[Dataset items]
————

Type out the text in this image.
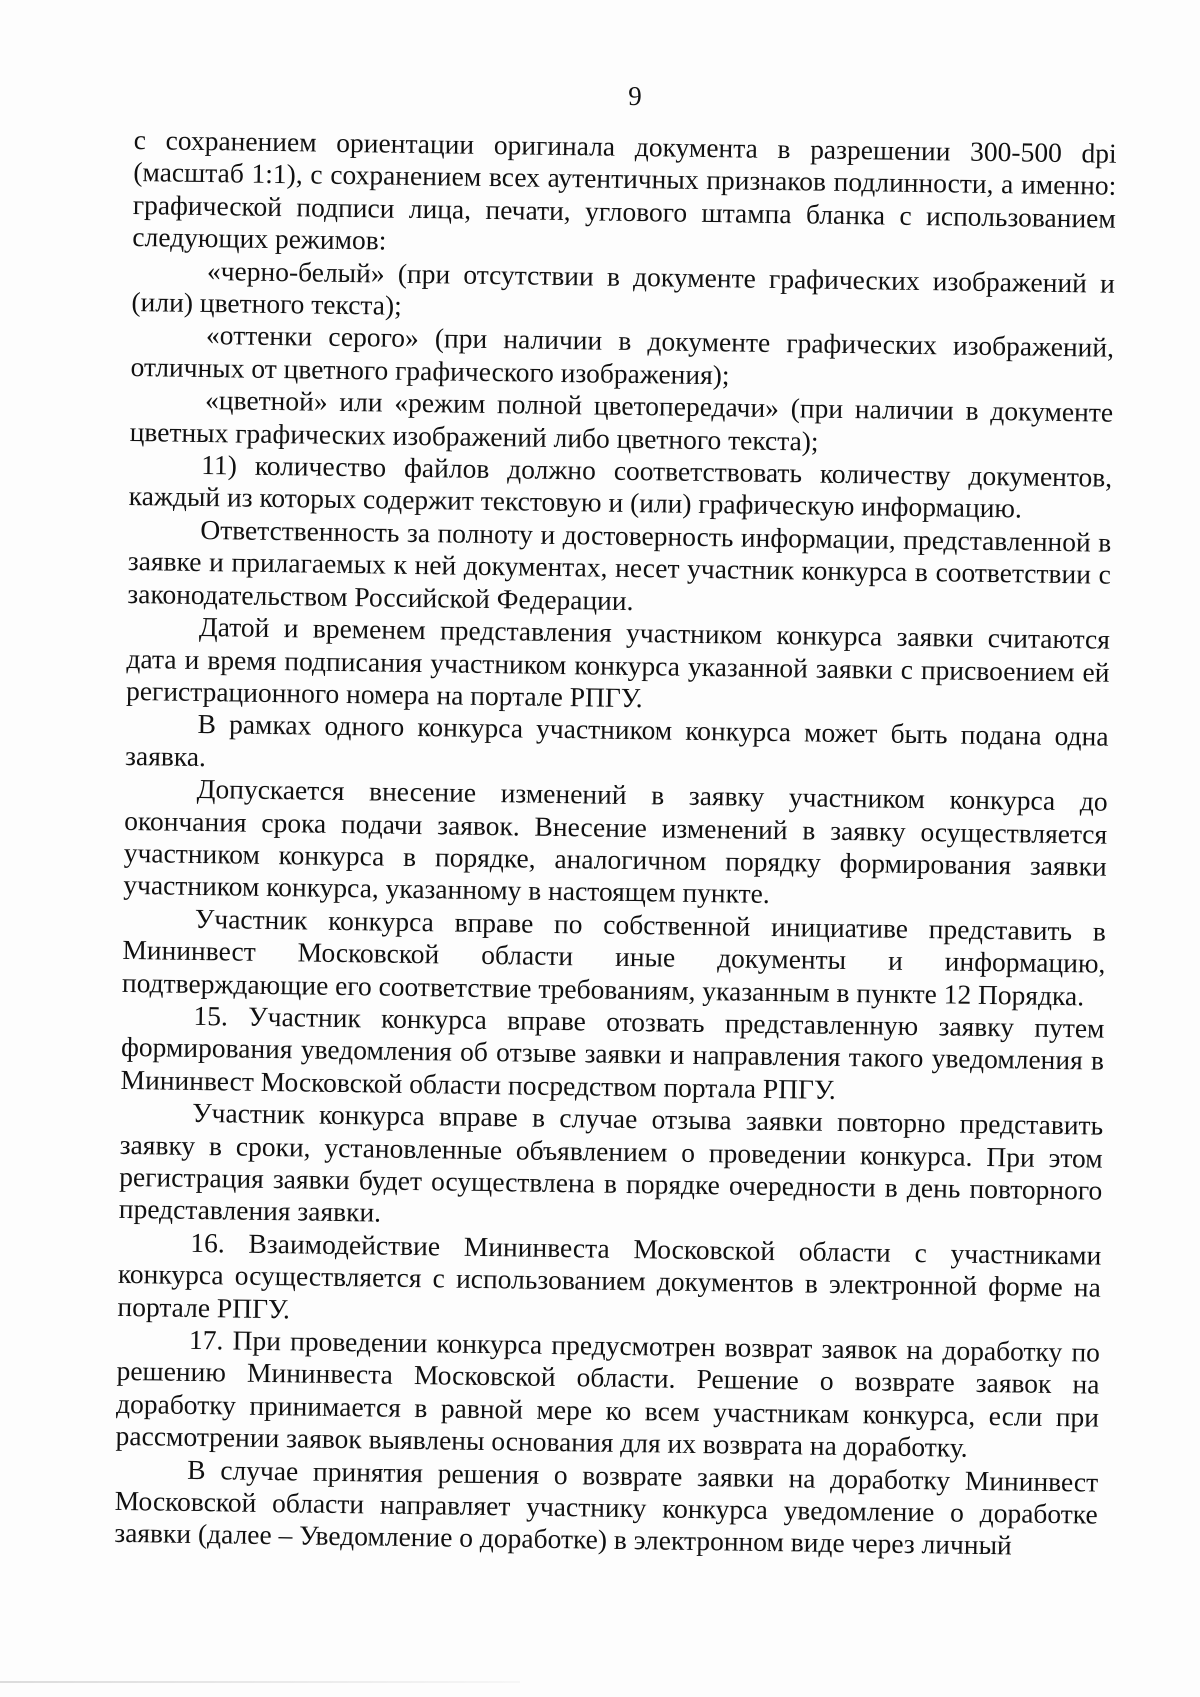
9

с сохранением ориентации оригинала документа в разрешении 300-500 dpi (масштаб 1:1), с сохранением всех аутентичных признаков подлинности, а именно: графической подписи лица, печати, углового штампа бланка с использованием следующих режимов:

«черно-белый» (при отсутствии в документе графических изображений и (или) цветного текста);

«оттенки серого» (при наличии в документе графических изображений, отличных от цветного графического изображения);

«цветной» или «режим полной цветопередачи» (при наличии в документе цветных графических изображений либо цветного текста);

11) количество файлов должно соответствовать количеству документов, каждый из которых содержит текстовую и (или) графическую информацию.

Ответственность за полноту и достоверность информации, представленной в заявке и прилагаемых к ней документах, несет участник конкурса в соответствии с законодательством Российской Федерации.

Датой и временем представления участником конкурса заявки считаются дата и время подписания участником конкурса указанной заявки с присвоением ей регистрационного номера на портале РПГУ.

В рамках одного конкурса участником конкурса может быть подана одна заявка.

Допускается внесение изменений в заявку участником конкурса до окончания срока подачи заявок. Внесение изменений в заявку осуществляется участником конкурса в порядке, аналогичном порядку формирования заявки участником конкурса, указанному в настоящем пункте.

Участник конкурса вправе по собственной инициативе представить в Мининвест Московской области иные документы и информацию, подтверждающие его соответствие требованиям, указанным в пункте 12 Порядка.

15. Участник конкурса вправе отозвать представленную заявку путем формирования уведомления об отзыве заявки и направления такого уведомления в Мининвест Московской области посредством портала РПГУ.

Участник конкурса вправе в случае отзыва заявки повторно представить заявку в сроки, установленные объявлением о проведении конкурса. При этом регистрация заявки будет осуществлена в порядке очередности в день повторного представления заявки.

16. Взаимодействие Мининвеста Московской области с участниками конкурса осуществляется с использованием документов в электронной форме на портале РПГУ.

17. При проведении конкурса предусмотрен возврат заявок на доработку по решению Мининвеста Московской области. Решение о возврате заявок на доработку принимается в равной мере ко всем участникам конкурса, если при рассмотрении заявок выявлены основания для их возврата на доработку.

В случае принятия решения о возврате заявки на доработку Мининвест Московской области направляет участнику конкурса уведомление о доработке заявки (далее – Уведомление о доработке) в электронном виде через личный
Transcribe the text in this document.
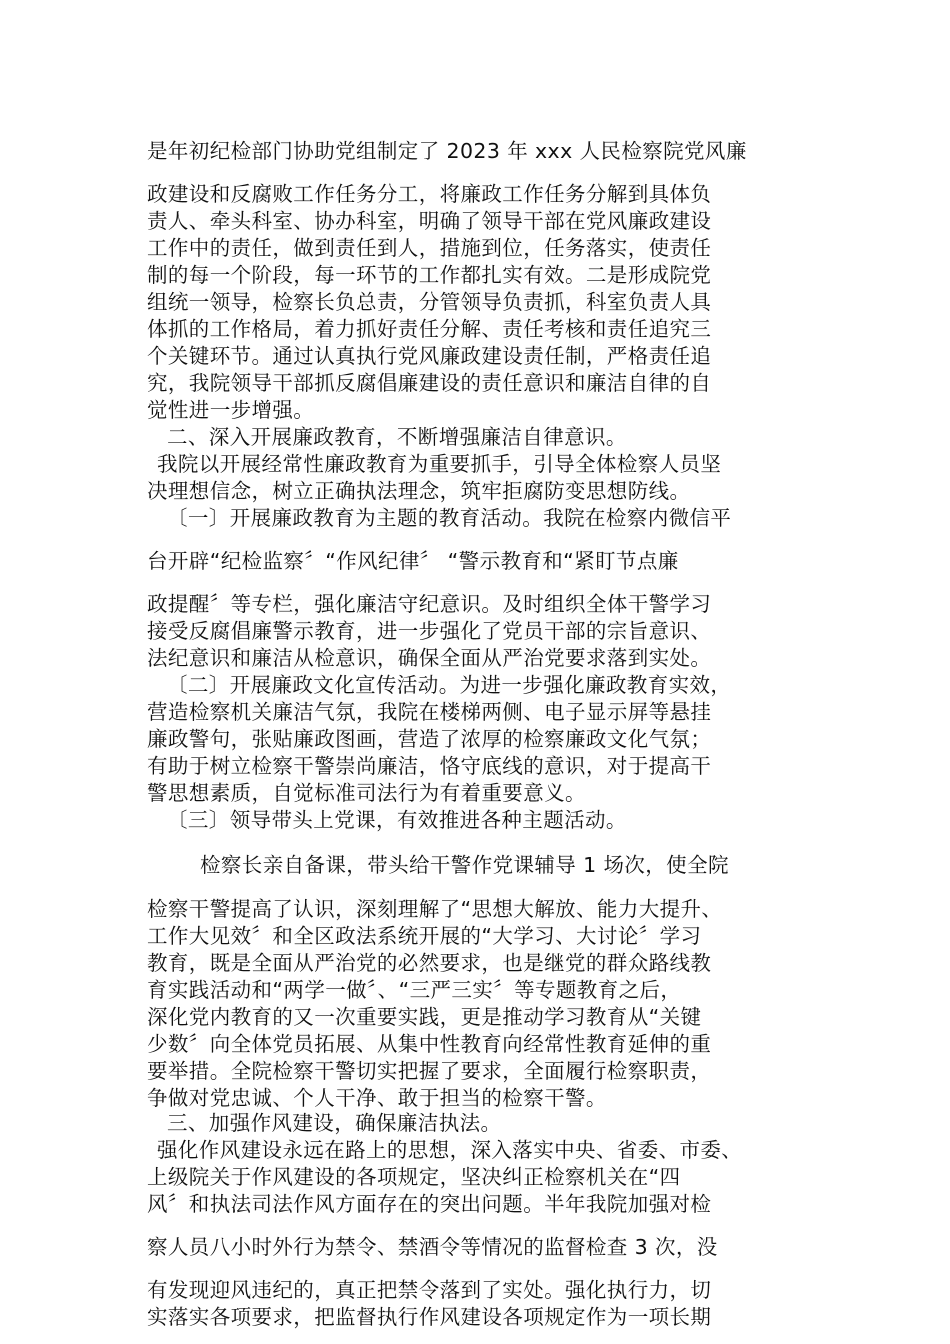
是年初纪检部门协助党组制定了 2023 年 xxx 人民检察院党风廉
政建设和反腐败工作任务分工，将廉政工作任务分解到具体负
责人、牵头科室、协办科室，明确了领导干部在党风廉政建设
工作中的责任，做到责任到人，措施到位，任务落实，使责任
制的每一个阶段，每一环节的工作都扎实有效。二是形成院党
组统一领导，检察长负总责，分管领导负责抓，科室负责人具
体抓的工作格局，着力抓好责任分解、责任考核和责任追究三
个关键环节。通过认真执行党风廉政建设责任制，严格责任追
究，我院领导干部抓反腐倡廉建设的责任意识和廉洁自律的自
觉性进一步增强。
二、深入开展廉政教育，不断增强廉洁自律意识。
我院以开展经常性廉政教育为重要抓手，引导全体检察人员坚
决理想信念，树立正确执法理念，筑牢拒腐防变思想防线。
〔一〕开展廉政教育为主题的教育活动。我院在检察内微信平
台开辟“纪检监察〞“作风纪律〞 “警示教育和“紧盯节点廉
政提醒〞等专栏，强化廉洁守纪意识。及时组织全体干警学习
接受反腐倡廉警示教育，进一步强化了党员干部的宗旨意识、
法纪意识和廉洁从检意识，确保全面从严治党要求落到实处。
〔二〕开展廉政文化宣传活动。为进一步强化廉政教育实效，
营造检察机关廉洁气氛，我院在楼梯两侧、电子显示屏等悬挂
廉政警句，张贴廉政图画，营造了浓厚的检察廉政文化气氛；
有助于树立检察干警崇尚廉洁，恪守底线的意识，对于提高干
警思想素质，自觉标准司法行为有着重要意义。
〔三〕领导带头上党课，有效推进各种主题活动。
检察长亲自备课，带头给干警作党课辅导 1 场次，使全院
检察干警提高了认识，深刻理解了“思想大解放、能力大提升、
工作大见效〞和全区政法系统开展的“大学习、大讨论〞学习
教育，既是全面从严治党的必然要求，也是继党的群众路线教
育实践活动和“两学一做〞、“三严三实〞等专题教育之后，
深化党内教育的又一次重要实践，更是推动学习教育从“关键
少数〞向全体党员拓展、从集中性教育向经常性教育延伸的重
要举措。全院检察干警切实把握了要求，全面履行检察职责，
争做对党忠诚、个人干净、敢于担当的检察干警。
三、加强作风建设，确保廉洁执法。
强化作风建设永远在路上的思想，深入落实中央、省委、市委、
上级院关于作风建设的各项规定，坚决纠正检察机关在“四
风〞和执法司法作风方面存在的突出问题。半年我院加强对检
察人员八小时外行为禁令、禁酒令等情况的监督检查 3 次，没
有发现迎风违纪的，真正把禁令落到了实处。强化执行力，切
实落实各项要求，把监督执行作风建设各项规定作为一项长期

————

--- TASK OBJECTIVE ---
Write every record out again exactly; no pictures belong in the copy.

--- THE RESULT ---
Type out the text in this image.
9

с сохранением ориентации оригинала документа в разрешении 300-500 dpi (масштаб 1:1), с сохранением всех аутентичных признаков подлинности, а именно: графической подписи лица, печати, углового штампа бланка с использованием следующих режимов:

«черно-белый» (при отсутствии в документе графических изображений и (или) цветного текста);

«оттенки серого» (при наличии в документе графических изображений, отличных от цветного графического изображения);

«цветной» или «режим полной цветопередачи» (при наличии в документе цветных графических изображений либо цветного текста);

11) количество файлов должно соответствовать количеству документов, каждый из которых содержит текстовую и (или) графическую информацию.

Ответственность за полноту и достоверность информации, представленной в заявке и прилагаемых к ней документах, несет участник конкурса в соответствии с законодательством Российской Федерации.

Датой и временем представления участником конкурса заявки считаются дата и время подписания участником конкурса указанной заявки с присвоением ей регистрационного номера на портале РПГУ.

В рамках одного конкурса участником конкурса может быть подана одна заявка.

Допускается внесение изменений в заявку участником конкурса до окончания срока подачи заявок. Внесение изменений в заявку осуществляется участником конкурса в порядке, аналогичном порядку формирования заявки участником конкурса, указанному в настоящем пункте.

Участник конкурса вправе по собственной инициативе представить в Мининвест Московской области иные документы и информацию, подтверждающие его соответствие требованиям, указанным в пункте 12 Порядка.

15. Участник конкурса вправе отозвать представленную заявку путем формирования уведомления об отзыве заявки и направления такого уведомления в Мининвест Московской области посредством портала РПГУ.

Участник конкурса вправе в случае отзыва заявки повторно представить заявку в сроки, установленные объявлением о проведении конкурса. При этом регистрация заявки будет осуществлена в порядке очередности в день повторного представления заявки.

16. Взаимодействие Мининвеста Московской области с участниками конкурса осуществляется с использованием документов в электронной форме на портале РПГУ.

17. При проведении конкурса предусмотрен возврат заявок на доработку по решению Мининвеста Московской области. Решение о возврате заявок на доработку принимается в равной мере ко всем участникам конкурса, если при рассмотрении заявок выявлены основания для их возврата на доработку.

В случае принятия решения о возврате заявки на доработку Мининвест Московской области направляет участнику конкурса уведомление о доработке заявки (далее – Уведомление о доработке) в электронном виде через личный
Transcribe the text in this document.
是年初纪检部门协助党组制定了 2023 年 xxx 人民检察院党风廉
政建设和反腐败工作任务分工，将廉政工作任务分解到具体负
责人、牵头科室、协办科室，明确了领导干部在党风廉政建设
工作中的责任，做到责任到人，措施到位，任务落实，使责任
制的每一个阶段，每一环节的工作都扎实有效。二是形成院党
组统一领导，检察长负总责，分管领导负责抓，科室负责人具
体抓的工作格局，着力抓好责任分解、责任考核和责任追究三
个关键环节。通过认真执行党风廉政建设责任制，严格责任追
究，我院领导干部抓反腐倡廉建设的责任意识和廉洁自律的自
觉性进一步增强。
二、深入开展廉政教育，不断增强廉洁自律意识。
我院以开展经常性廉政教育为重要抓手，引导全体检察人员坚
决理想信念，树立正确执法理念，筑牢拒腐防变思想防线。
〔一〕开展廉政教育为主题的教育活动。我院在检察内微信平
台开辟“纪检监察〞“作风纪律〞 “警示教育和“紧盯节点廉
政提醒〞等专栏，强化廉洁守纪意识。及时组织全体干警学习
接受反腐倡廉警示教育，进一步强化了党员干部的宗旨意识、
法纪意识和廉洁从检意识，确保全面从严治党要求落到实处。
〔二〕开展廉政文化宣传活动。为进一步强化廉政教育实效，
营造检察机关廉洁气氛，我院在楼梯两侧、电子显示屏等悬挂
廉政警句，张贴廉政图画，营造了浓厚的检察廉政文化气氛；
有助于树立检察干警崇尚廉洁，恪守底线的意识，对于提高干
警思想素质，自觉标准司法行为有着重要意义。
〔三〕领导带头上党课，有效推进各种主题活动。
检察长亲自备课，带头给干警作党课辅导 1 场次，使全院
检察干警提高了认识，深刻理解了“思想大解放、能力大提升、
工作大见效〞和全区政法系统开展的“大学习、大讨论〞学习
教育，既是全面从严治党的必然要求，也是继党的群众路线教
育实践活动和“两学一做〞、“三严三实〞等专题教育之后，
深化党内教育的又一次重要实践，更是推动学习教育从“关键
少数〞向全体党员拓展、从集中性教育向经常性教育延伸的重
要举措。全院检察干警切实把握了要求，全面履行检察职责，
争做对党忠诚、个人干净、敢于担当的检察干警。
三、加强作风建设，确保廉洁执法。
强化作风建设永远在路上的思想，深入落实中央、省委、市委、
上级院关于作风建设的各项规定，坚决纠正检察机关在“四
风〞和执法司法作风方面存在的突出问题。半年我院加强对检
察人员八小时外行为禁令、禁酒令等情况的监督检查 3 次，没
有发现迎风违纪的，真正把禁令落到了实处。强化执行力，切
实落实各项要求，把监督执行作风建设各项规定作为一项长期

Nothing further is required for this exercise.